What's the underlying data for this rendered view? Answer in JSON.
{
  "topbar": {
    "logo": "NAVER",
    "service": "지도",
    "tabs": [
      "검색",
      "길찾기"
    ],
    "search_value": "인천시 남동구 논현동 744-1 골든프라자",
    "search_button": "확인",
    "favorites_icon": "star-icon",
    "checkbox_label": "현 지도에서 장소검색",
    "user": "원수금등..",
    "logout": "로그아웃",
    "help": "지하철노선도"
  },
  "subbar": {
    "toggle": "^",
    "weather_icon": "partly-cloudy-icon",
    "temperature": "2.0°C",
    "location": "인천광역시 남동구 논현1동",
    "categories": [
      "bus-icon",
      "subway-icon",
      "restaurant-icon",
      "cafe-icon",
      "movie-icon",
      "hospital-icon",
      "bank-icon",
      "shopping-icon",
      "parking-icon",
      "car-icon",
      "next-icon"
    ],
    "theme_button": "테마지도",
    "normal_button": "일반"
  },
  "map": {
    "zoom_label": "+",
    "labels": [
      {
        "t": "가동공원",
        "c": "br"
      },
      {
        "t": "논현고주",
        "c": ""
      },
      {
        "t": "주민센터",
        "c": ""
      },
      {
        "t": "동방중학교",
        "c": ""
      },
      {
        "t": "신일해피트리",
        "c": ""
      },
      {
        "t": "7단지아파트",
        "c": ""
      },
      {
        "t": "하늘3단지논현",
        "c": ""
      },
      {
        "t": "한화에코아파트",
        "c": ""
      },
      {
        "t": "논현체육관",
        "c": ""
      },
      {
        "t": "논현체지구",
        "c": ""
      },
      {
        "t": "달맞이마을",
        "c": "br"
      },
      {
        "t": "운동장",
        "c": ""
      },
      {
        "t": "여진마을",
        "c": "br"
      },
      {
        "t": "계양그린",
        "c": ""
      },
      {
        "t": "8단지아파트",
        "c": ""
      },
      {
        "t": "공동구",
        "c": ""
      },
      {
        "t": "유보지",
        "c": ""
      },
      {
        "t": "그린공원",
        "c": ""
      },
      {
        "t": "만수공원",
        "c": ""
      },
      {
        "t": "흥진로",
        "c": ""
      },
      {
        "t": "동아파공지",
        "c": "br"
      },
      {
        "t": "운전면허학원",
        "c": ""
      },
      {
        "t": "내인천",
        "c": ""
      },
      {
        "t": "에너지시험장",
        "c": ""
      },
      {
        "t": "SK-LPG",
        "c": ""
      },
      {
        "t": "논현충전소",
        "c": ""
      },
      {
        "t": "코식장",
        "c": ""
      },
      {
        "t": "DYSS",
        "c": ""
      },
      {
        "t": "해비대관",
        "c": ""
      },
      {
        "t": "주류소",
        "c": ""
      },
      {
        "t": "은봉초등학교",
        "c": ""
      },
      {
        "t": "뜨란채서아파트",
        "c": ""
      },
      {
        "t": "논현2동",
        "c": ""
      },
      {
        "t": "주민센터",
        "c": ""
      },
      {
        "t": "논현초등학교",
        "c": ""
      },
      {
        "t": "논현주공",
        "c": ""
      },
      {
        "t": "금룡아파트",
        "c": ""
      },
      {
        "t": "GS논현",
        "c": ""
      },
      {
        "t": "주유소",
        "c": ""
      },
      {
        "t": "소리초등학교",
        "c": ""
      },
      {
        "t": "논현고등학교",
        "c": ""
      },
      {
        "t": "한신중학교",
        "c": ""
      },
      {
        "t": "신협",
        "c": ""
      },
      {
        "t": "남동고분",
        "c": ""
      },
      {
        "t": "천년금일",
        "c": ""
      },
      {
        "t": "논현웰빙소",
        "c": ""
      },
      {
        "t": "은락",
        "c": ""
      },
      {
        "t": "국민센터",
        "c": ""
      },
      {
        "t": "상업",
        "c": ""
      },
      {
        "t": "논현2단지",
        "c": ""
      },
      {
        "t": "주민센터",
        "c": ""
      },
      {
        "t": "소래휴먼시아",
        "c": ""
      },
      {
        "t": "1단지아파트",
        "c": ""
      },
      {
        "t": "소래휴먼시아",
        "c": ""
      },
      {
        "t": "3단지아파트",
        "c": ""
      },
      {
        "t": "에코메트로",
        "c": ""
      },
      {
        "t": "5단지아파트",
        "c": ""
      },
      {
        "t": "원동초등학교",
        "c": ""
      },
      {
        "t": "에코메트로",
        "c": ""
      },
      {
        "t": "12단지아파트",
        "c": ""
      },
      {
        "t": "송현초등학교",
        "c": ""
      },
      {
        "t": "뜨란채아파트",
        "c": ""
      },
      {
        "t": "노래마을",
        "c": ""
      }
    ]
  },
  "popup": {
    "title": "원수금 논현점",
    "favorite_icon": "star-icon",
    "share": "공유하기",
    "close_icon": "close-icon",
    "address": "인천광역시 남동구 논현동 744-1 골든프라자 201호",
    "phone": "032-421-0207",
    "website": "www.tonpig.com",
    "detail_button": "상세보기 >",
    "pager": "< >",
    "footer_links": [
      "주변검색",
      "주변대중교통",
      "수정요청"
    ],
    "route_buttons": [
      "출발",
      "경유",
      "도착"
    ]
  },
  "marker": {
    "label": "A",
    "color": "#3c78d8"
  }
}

========

* [What to do] Report every line containing the word "star" from the listing above.

* [Written solution]
    "favorites_icon": "star-icon",
    "favorite_icon": "star-icon",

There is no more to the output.